- _Exercise details_: Copy every line of the following data that includes the string "Install".

==== Input

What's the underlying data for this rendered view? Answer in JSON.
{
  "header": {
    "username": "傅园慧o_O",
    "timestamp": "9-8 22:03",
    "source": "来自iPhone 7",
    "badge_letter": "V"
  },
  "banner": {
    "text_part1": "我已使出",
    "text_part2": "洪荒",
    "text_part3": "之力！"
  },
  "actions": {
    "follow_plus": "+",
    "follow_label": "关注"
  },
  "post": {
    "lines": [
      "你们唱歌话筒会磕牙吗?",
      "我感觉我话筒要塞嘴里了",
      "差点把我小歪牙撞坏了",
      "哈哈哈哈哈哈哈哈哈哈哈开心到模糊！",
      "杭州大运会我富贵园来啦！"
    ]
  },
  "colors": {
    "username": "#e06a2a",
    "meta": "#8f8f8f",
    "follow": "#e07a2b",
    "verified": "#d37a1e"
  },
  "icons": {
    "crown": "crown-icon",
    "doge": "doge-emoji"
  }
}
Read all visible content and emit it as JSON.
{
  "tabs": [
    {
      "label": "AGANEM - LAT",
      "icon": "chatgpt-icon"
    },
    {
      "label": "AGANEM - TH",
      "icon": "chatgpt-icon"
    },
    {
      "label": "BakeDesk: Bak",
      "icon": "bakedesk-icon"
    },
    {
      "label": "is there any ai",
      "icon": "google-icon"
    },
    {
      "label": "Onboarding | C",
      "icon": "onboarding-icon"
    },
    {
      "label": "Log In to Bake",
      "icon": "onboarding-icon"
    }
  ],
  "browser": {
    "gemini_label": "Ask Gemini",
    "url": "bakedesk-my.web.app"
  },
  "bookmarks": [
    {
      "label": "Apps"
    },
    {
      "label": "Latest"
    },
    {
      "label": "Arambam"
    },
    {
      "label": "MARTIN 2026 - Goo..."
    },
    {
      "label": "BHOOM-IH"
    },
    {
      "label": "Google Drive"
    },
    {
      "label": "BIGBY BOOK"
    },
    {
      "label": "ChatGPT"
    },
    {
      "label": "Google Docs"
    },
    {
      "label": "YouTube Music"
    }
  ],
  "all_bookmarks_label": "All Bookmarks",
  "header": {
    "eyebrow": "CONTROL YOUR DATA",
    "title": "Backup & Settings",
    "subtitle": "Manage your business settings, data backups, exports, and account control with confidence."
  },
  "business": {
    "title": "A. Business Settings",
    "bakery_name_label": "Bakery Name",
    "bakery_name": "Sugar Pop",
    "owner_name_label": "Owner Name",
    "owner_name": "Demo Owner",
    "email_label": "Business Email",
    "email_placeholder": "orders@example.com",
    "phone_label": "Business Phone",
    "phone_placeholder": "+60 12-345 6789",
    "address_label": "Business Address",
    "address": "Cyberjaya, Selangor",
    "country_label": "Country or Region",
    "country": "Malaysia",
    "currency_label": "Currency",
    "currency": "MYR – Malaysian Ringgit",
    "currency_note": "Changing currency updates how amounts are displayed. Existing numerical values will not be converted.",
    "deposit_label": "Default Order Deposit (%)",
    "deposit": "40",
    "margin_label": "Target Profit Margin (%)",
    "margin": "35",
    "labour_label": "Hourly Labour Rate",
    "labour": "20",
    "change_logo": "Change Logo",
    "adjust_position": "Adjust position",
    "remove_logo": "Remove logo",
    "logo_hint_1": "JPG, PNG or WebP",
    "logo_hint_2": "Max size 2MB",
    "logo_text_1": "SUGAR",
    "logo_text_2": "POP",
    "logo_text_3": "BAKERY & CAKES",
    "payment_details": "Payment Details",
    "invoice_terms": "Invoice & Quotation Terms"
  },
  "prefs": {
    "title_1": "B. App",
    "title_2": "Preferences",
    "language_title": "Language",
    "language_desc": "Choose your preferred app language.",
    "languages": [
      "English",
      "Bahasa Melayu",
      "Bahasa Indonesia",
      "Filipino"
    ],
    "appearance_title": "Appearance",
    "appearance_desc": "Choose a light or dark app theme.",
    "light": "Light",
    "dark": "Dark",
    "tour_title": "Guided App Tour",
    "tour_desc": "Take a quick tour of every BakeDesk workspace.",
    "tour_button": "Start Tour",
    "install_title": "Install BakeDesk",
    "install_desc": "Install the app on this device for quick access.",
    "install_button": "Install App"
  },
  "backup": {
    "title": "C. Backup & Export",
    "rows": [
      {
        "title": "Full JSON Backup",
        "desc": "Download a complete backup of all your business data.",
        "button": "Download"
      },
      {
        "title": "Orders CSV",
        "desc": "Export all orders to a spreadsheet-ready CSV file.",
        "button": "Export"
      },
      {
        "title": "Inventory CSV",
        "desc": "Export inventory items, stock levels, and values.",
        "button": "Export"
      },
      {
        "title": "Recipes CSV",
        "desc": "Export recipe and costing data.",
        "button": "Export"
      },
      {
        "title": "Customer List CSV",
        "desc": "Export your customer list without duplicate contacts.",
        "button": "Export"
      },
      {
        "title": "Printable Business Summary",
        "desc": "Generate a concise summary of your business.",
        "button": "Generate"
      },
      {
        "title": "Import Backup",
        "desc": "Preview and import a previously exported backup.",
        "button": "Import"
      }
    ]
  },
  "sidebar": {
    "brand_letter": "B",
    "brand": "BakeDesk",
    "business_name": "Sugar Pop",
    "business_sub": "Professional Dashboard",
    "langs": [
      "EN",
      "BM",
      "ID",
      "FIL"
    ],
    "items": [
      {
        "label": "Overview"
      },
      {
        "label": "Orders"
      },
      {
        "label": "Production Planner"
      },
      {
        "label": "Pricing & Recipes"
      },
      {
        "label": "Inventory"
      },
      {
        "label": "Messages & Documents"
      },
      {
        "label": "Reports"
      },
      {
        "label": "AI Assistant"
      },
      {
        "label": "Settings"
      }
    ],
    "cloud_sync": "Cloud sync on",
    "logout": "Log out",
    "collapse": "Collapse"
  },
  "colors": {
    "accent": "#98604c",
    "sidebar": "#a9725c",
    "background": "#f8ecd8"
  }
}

========

- _Response for this exercise_:
    "install_title": "Install BakeDesk",
    "install_desc": "Install the app on this device for quick access.",
    "install_button": "Install App"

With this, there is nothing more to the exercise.